------ Input for this task
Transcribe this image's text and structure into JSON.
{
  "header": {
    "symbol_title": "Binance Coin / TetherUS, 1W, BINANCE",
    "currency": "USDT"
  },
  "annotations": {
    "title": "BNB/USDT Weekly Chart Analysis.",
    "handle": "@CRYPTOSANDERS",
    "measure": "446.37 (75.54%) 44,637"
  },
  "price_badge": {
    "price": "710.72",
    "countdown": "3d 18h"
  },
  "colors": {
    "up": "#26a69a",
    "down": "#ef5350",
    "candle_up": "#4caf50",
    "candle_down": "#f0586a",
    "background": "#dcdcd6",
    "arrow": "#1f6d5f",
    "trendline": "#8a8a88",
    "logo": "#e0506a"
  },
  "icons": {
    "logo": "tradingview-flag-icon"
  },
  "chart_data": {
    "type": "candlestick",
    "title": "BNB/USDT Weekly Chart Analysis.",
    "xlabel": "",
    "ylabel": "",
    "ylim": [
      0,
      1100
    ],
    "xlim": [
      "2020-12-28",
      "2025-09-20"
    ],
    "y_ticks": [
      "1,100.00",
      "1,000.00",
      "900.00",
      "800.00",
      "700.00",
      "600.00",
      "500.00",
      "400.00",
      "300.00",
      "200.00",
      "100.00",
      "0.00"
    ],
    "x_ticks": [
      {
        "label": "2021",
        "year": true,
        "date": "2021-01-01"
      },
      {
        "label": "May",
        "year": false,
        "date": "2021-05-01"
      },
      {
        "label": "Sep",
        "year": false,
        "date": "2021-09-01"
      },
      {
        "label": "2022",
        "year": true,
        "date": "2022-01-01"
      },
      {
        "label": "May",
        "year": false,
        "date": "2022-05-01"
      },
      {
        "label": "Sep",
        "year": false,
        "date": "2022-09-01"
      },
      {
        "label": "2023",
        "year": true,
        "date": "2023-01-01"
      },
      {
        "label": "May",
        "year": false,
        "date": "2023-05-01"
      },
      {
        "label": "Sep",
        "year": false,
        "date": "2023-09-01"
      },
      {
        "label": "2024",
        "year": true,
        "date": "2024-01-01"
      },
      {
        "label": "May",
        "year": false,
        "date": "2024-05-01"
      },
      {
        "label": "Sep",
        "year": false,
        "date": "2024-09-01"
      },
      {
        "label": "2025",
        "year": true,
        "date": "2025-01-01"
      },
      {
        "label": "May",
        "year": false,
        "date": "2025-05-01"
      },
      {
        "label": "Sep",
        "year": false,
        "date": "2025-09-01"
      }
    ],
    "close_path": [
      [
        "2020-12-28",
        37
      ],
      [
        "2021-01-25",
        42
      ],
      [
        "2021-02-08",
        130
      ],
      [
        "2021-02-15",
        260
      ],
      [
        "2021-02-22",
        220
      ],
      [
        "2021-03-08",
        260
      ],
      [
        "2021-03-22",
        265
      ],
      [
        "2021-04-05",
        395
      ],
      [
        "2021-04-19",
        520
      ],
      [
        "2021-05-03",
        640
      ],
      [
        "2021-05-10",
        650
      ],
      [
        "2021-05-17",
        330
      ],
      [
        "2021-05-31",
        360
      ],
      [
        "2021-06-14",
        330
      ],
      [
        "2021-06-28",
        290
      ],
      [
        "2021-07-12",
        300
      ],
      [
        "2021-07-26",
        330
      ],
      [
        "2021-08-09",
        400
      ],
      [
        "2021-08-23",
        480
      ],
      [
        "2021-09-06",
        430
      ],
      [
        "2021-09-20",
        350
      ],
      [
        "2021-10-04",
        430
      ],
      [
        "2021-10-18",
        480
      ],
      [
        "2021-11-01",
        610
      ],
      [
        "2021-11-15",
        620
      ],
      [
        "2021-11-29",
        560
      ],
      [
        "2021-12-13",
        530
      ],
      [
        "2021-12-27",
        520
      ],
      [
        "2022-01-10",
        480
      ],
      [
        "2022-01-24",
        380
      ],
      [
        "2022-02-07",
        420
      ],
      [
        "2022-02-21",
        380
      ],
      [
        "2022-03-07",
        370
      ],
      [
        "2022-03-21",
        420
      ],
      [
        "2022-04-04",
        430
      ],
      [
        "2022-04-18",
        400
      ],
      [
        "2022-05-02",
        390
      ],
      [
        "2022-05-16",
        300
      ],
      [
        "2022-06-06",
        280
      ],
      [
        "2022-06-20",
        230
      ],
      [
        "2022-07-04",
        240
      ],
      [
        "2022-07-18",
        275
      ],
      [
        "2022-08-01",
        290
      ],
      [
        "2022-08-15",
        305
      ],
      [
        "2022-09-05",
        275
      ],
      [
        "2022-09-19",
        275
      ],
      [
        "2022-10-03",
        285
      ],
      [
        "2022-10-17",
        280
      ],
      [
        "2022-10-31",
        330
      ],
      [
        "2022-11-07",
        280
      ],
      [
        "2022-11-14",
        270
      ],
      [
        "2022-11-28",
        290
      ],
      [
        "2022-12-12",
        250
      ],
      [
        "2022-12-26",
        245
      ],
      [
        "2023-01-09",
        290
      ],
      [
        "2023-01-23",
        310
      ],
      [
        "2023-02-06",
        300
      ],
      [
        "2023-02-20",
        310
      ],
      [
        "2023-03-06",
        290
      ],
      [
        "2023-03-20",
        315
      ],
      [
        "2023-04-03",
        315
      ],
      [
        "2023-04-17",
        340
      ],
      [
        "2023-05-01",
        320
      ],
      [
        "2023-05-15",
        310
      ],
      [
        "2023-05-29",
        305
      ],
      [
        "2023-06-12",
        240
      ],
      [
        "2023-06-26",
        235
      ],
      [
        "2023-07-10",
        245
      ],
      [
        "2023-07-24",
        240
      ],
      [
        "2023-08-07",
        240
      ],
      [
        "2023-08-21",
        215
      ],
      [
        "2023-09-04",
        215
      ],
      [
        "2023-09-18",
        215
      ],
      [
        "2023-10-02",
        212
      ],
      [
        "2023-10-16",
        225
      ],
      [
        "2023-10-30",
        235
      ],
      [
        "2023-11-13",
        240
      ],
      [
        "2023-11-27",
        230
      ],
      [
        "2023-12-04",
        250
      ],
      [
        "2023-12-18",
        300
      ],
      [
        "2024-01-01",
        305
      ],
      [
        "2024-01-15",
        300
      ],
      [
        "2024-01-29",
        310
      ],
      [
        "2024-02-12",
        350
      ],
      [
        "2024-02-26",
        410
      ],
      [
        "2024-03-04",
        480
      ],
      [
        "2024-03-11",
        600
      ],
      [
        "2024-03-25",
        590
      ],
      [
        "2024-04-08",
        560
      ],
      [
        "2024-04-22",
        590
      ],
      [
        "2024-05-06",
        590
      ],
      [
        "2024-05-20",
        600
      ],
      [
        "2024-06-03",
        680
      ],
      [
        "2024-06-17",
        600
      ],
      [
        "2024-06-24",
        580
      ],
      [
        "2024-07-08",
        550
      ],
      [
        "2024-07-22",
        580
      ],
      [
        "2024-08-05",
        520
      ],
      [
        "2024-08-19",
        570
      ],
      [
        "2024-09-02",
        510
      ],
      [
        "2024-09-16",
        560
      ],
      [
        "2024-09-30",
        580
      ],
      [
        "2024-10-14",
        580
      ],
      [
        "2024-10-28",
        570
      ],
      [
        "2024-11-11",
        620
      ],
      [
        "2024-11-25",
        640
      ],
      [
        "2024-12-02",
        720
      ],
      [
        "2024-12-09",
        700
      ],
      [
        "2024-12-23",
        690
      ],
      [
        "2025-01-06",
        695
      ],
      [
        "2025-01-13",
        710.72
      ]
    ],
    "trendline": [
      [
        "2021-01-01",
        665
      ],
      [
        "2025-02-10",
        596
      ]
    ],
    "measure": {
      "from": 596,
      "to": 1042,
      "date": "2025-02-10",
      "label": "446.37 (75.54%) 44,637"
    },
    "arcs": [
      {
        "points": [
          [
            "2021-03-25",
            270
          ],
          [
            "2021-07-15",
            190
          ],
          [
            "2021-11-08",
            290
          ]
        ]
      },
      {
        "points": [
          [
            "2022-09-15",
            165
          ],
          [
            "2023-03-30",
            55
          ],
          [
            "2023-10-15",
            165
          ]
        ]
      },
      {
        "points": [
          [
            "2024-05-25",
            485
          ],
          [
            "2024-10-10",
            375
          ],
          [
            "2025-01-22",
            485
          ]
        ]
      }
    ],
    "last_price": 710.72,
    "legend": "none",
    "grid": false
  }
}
------------
(Task requirements):
Return each line that includes "logo".

(Output):
    "logo": "#e0506a"
    "logo": "tradingview-flag-icon"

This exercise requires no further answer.